__WRITTEN EXERCISE__:
Can you write out all the lines word for word, with no pictures?

__THE INPUT__:
::::::::

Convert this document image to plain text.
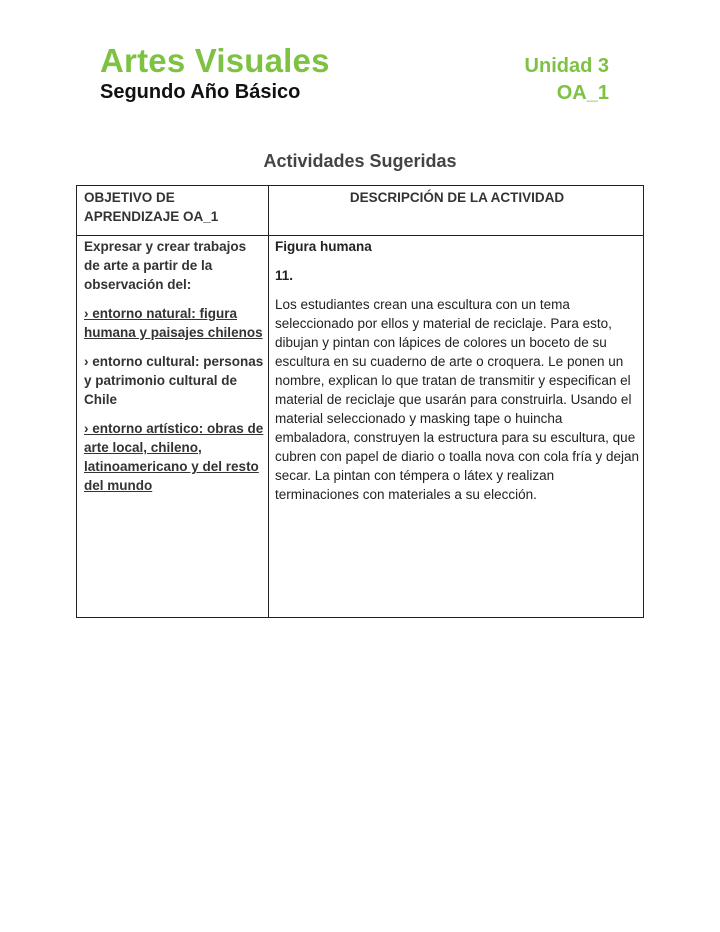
Artes Visuales
Segundo Año Básico
Unidad 3
OA_1
Actividades Sugeridas
OBJETIVO DE APRENDIZAJE OA_1
DESCRIPCIÓN DE LA ACTIVIDAD

Expresar y crear trabajos de arte a partir de la observación del:

› entorno natural: figura humana y paisajes chilenos

› entorno cultural: personas y patrimonio cultural de Chile

› entorno artístico: obras de arte local, chileno, latinoamericano y del resto del mundo

Figura humana

11.

Los estudiantes crean una escultura con un tema seleccionado por ellos y material de reciclaje. Para esto, dibujan y pintan con lápices de colores un boceto de su escultura en su cuaderno de arte o croquera. Le ponen un nombre, explican lo que tratan de transmitir y especifican el material de reciclaje que usarán para construirla. Usando el material seleccionado y masking tape o huincha embaladora, construyen la estructura para su escultura, que cubren con papel de diario o toalla nova con cola fría y dejan secar. La pintan con témpera o látex y realizan terminaciones con materiales a su elección.
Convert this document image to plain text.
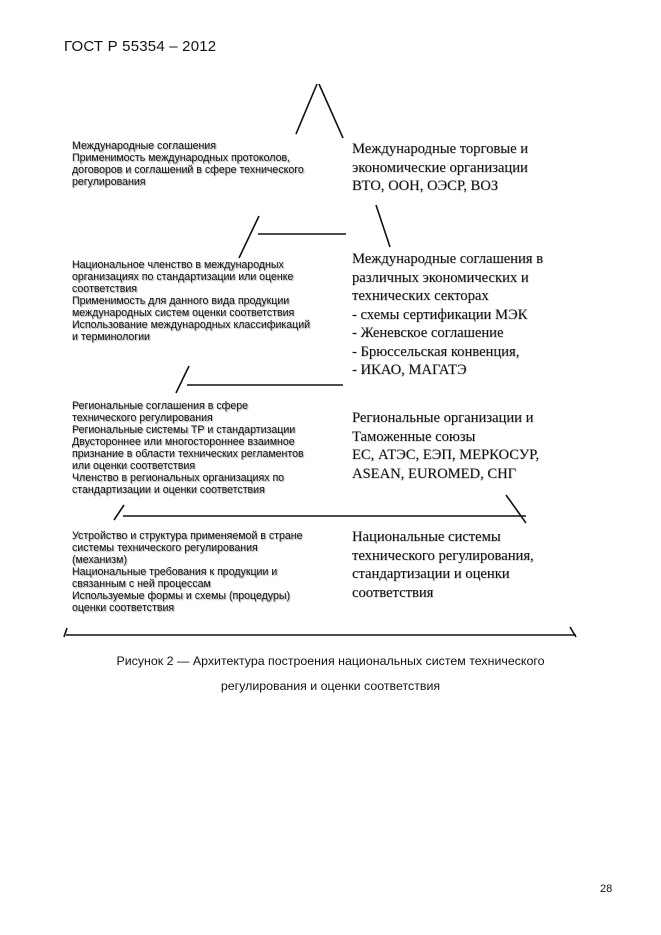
ГОСТ Р 55354 – 2012
Международные соглашения
Применимость международных протоколов,
договоров и соглашений в сфере технического
регулирования
Международные торговые и
экономические организации
ВТО, ООН, ОЭСР, ВОЗ
Национальное членство в международных
организациях по стандартизации или оценке
соответствия
Применимость для данного вида продукции
международных систем оценки соответствия
Использование международных классификаций
и терминологии
Международные соглашения в
различных экономических и
технических секторах
- схемы сертификации МЭК
- Женевское соглашение
- Брюссельская конвенция,
- ИКАО, МАГАТЭ
Региональные соглашения в сфере
технического регулирования
Региональные системы ТР и стандартизации
Двустороннее или многостороннее взаимное
признание в области технических регламентов
или оценки соответствия
Членство в региональных организациях по
стандартизации и оценки соответствия
Региональные организации и
Таможенные союзы
ЕС, АТЭС, ЕЭП, МЕРКОСУР,
ASEAN, EUROMED, СНГ
Устройство и структура применяемой в стране
системы технического регулирования
(механизм)
Национальные требования к продукции и
связанным с ней процессам
Используемые формы и схемы (процедуры)
оценки соответствия
Национальные системы
технического регулирования,
стандартизации и оценки
соответствия
Рисунок 2 — Архитектура построения национальных систем технического
регулирования и оценки соответствия
28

::::::::

__CORRECT OUTPUT__:
Convert this document image to plain text.
Artes Visuales
Segundo Año Básico
Unidad 3
OA_1
Actividades Sugeridas
OBJETIVO DE APRENDIZAJE OA_1
DESCRIPCIÓN DE LA ACTIVIDAD

Expresar y crear trabajos de arte a partir de la observación del:

› entorno natural: figura humana y paisajes chilenos

› entorno cultural: personas y patrimonio cultural de Chile

› entorno artístico: obras de arte local, chileno, latinoamericano y del resto del mundo

Figura humana

11.

Los estudiantes crean una escultura con un tema seleccionado por ellos y material de reciclaje. Para esto, dibujan y pintan con lápices de colores un boceto de su escultura en su cuaderno de arte o croquera. Le ponen un nombre, explican lo que tratan de transmitir y especifican el material de reciclaje que usarán para construirla. Usando el material seleccionado y masking tape o huincha embaladora, construyen la estructura para su escultura, que cubren con papel de diario o toalla nova con cola fría y dejan secar. La pintan con témpera o látex y realizan terminaciones con materiales a su elección.
Convert this document image to plain text.
ГОСТ Р 55354 – 2012
Международные соглашения
Применимость международных протоколов,
договоров и соглашений в сфере технического
регулирования
Международные торговые и
экономические организации
ВТО, ООН, ОЭСР, ВОЗ
Национальное членство в международных
организациях по стандартизации или оценке
соответствия
Применимость для данного вида продукции
международных систем оценки соответствия
Использование международных классификаций
и терминологии
Международные соглашения в
различных экономических и
технических секторах
- схемы сертификации МЭК
- Женевское соглашение
- Брюссельская конвенция,
- ИКАО, МАГАТЭ
Региональные соглашения в сфере
технического регулирования
Региональные системы ТР и стандартизации
Двустороннее или многостороннее взаимное
признание в области технических регламентов
или оценки соответствия
Членство в региональных организациях по
стандартизации и оценки соответствия
Региональные организации и
Таможенные союзы
ЕС, АТЭС, ЕЭП, МЕРКОСУР,
ASEAN, EUROMED, СНГ
Устройство и структура применяемой в стране
системы технического регулирования
(механизм)
Национальные требования к продукции и
связанным с ней процессам
Используемые формы и схемы (процедуры)
оценки соответствия
Национальные системы
технического регулирования,
стандартизации и оценки
соответствия
Рисунок 2 — Архитектура построения национальных систем технического
регулирования и оценки соответствия
28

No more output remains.